■ EXERCISE OBJECTIVE: Gather every line holding the string "Improved".

>> begin DATA IN THIS EXERCISE

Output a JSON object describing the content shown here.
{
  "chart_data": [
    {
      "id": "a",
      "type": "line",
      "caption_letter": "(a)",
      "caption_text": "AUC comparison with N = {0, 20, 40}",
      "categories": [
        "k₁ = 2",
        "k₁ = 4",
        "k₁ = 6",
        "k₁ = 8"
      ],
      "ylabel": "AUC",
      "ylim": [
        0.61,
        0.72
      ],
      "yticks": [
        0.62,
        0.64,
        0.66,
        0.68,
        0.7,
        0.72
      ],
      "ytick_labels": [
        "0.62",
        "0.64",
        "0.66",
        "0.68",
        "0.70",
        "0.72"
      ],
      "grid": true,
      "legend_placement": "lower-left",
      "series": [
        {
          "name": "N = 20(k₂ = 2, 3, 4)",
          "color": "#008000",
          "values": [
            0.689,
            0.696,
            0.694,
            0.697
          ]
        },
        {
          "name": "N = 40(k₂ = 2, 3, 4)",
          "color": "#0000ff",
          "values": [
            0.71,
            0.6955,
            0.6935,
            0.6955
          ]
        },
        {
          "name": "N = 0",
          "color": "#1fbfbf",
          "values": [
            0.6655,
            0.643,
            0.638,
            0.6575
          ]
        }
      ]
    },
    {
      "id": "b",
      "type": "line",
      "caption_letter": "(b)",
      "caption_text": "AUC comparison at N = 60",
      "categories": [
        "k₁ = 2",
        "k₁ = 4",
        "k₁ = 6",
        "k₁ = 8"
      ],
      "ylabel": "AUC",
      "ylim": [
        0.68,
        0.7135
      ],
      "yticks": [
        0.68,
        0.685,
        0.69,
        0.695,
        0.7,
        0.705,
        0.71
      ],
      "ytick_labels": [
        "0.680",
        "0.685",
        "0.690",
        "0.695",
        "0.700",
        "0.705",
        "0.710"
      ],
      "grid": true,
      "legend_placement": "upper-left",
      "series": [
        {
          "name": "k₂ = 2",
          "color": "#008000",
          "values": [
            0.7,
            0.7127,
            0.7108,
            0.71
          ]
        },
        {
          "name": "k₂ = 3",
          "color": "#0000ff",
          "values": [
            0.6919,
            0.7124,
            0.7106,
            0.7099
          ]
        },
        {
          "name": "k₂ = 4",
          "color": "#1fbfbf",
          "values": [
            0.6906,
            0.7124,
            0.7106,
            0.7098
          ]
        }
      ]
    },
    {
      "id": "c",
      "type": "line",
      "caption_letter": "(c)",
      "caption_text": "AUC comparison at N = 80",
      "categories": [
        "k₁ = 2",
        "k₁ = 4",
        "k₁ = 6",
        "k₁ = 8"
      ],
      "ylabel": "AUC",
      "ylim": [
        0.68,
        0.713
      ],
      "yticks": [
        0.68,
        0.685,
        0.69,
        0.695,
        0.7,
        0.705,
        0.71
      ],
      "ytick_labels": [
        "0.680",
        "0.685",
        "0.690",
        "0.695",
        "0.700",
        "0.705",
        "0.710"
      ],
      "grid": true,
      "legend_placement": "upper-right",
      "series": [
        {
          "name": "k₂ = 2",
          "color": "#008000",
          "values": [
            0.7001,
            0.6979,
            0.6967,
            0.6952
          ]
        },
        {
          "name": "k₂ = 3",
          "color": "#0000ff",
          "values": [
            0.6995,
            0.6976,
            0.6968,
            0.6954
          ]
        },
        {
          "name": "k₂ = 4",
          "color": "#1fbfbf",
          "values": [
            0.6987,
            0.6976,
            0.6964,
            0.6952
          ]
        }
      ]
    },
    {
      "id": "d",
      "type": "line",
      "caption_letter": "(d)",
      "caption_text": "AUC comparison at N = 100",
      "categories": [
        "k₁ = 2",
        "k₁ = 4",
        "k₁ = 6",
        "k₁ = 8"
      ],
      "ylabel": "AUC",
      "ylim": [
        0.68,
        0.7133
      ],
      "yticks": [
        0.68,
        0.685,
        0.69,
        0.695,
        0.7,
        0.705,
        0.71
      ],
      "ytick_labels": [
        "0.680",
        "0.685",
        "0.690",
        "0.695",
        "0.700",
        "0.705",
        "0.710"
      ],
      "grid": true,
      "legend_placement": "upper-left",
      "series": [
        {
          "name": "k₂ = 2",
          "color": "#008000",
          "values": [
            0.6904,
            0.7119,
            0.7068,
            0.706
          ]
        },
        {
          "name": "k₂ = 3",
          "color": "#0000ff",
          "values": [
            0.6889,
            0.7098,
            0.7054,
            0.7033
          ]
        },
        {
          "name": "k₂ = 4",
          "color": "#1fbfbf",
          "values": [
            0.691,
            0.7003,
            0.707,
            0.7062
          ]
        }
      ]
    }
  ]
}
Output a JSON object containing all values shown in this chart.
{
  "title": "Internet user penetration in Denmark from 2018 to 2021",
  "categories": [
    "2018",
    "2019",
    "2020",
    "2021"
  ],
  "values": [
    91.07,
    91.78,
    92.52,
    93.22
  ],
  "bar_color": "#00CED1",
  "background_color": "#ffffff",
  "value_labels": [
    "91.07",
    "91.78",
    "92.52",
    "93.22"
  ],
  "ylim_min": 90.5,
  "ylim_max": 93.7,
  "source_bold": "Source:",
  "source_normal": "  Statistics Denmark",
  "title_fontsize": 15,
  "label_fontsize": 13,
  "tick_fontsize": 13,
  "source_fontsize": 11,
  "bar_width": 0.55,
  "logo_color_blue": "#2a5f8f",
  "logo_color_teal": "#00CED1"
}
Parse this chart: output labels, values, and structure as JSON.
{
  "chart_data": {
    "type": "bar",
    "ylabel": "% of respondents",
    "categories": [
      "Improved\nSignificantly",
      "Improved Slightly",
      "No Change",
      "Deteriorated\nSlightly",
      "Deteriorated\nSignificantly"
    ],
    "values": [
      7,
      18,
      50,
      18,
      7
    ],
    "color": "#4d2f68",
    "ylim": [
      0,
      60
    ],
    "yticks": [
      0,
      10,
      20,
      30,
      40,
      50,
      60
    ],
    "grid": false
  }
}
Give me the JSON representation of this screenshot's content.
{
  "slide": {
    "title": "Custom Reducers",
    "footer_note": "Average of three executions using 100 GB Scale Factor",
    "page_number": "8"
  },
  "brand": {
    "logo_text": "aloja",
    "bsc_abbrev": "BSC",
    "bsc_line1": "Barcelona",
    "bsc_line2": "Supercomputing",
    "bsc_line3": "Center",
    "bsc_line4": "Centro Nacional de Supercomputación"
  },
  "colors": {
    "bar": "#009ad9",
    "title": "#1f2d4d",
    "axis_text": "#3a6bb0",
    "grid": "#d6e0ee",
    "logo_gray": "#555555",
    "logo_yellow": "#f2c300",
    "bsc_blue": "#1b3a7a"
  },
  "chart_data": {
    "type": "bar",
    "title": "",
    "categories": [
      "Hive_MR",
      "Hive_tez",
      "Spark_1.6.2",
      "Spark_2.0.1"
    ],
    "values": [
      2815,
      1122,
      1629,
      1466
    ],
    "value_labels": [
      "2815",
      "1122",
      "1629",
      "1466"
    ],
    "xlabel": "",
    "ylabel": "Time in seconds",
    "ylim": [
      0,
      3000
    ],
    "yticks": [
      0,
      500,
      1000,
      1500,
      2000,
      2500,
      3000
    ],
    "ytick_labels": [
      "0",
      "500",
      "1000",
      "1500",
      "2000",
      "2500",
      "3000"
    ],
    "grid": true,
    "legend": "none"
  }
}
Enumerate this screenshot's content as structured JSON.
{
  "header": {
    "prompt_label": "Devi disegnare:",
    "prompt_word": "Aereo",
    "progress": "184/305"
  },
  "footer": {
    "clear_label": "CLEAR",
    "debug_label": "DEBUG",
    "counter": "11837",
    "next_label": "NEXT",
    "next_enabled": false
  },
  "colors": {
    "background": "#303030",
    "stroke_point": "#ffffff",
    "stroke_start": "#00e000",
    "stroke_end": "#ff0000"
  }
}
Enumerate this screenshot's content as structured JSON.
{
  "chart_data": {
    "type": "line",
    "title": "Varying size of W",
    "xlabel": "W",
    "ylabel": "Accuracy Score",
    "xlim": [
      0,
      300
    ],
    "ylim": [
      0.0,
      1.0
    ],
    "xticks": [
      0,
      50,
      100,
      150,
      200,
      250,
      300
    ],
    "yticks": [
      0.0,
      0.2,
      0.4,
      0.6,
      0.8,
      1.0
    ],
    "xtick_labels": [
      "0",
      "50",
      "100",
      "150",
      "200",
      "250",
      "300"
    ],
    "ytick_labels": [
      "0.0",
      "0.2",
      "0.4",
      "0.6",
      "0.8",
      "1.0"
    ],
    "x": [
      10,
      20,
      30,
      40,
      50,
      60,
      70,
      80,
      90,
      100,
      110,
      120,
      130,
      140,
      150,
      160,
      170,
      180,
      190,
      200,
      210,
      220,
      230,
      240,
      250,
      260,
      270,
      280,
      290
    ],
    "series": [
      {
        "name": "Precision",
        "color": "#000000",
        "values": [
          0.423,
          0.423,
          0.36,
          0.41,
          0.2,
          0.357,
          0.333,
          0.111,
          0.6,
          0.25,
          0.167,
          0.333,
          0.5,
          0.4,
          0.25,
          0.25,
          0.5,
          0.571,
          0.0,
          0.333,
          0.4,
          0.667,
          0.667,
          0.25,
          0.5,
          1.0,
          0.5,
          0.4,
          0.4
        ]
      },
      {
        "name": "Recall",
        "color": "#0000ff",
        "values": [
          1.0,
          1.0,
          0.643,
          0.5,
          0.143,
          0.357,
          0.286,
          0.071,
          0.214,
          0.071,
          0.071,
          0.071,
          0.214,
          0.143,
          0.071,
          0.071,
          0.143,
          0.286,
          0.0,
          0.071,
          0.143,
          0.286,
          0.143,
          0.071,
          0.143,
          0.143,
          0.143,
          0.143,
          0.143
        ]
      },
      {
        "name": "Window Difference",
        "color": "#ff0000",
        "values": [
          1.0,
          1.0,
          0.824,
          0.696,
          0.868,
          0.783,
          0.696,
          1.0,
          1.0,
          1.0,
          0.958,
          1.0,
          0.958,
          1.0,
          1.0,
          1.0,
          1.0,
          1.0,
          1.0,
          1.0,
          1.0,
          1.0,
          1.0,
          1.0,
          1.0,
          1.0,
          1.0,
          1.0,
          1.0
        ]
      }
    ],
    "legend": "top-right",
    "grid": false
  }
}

>> end DATA IN THIS EXERCISE

■ COMPLETE RESPONSE:
      "Improved\nSignificantly",
      "Improved Slightly",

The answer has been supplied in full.